→ **Material for this task**
************
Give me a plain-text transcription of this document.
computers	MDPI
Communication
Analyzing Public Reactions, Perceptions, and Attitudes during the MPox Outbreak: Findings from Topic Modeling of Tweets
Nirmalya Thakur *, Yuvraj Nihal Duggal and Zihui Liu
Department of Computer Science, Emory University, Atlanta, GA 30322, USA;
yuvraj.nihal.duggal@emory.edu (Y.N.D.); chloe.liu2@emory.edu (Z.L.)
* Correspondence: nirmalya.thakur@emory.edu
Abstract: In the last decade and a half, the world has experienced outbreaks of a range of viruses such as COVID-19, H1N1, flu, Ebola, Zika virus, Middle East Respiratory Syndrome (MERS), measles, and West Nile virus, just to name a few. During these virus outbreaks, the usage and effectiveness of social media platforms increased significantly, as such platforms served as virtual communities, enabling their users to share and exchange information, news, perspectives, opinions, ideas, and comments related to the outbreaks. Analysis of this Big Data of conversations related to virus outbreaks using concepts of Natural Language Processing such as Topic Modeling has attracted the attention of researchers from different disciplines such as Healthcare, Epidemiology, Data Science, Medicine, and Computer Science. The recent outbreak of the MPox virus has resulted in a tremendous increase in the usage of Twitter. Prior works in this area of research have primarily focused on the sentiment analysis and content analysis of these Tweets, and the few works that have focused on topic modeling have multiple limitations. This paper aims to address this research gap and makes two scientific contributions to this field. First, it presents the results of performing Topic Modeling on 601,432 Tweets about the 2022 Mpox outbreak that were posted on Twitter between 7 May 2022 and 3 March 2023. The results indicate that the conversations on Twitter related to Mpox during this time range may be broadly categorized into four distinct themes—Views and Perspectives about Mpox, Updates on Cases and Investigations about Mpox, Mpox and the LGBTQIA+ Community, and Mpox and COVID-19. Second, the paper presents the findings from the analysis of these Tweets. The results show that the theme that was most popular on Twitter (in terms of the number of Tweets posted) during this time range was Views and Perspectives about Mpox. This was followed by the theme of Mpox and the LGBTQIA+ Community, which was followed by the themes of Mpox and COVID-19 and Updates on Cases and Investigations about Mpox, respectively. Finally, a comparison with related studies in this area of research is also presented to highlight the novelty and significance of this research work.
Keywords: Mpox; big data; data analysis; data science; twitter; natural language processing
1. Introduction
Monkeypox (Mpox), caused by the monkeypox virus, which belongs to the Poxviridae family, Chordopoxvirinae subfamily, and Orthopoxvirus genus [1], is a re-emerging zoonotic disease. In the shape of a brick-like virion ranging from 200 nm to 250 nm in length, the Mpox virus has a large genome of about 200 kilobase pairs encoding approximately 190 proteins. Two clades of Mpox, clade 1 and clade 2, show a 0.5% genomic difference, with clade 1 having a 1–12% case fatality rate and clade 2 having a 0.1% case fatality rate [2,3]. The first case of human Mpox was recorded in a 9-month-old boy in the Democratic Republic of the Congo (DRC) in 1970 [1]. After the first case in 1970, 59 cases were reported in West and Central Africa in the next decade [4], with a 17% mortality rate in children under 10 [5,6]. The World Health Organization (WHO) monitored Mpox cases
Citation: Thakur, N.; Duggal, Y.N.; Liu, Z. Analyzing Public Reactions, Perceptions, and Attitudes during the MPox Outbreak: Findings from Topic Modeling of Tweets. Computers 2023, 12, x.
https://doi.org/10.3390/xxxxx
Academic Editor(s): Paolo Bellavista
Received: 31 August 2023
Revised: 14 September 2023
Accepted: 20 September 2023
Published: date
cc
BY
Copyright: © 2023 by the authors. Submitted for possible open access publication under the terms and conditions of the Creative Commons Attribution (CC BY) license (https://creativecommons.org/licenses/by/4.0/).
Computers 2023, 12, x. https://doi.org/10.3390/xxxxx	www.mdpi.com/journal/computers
************
→ **Work to complete**
State, with no accompanying text, how many lines of the material contain the string "Perceptions".

→ **Output below**
2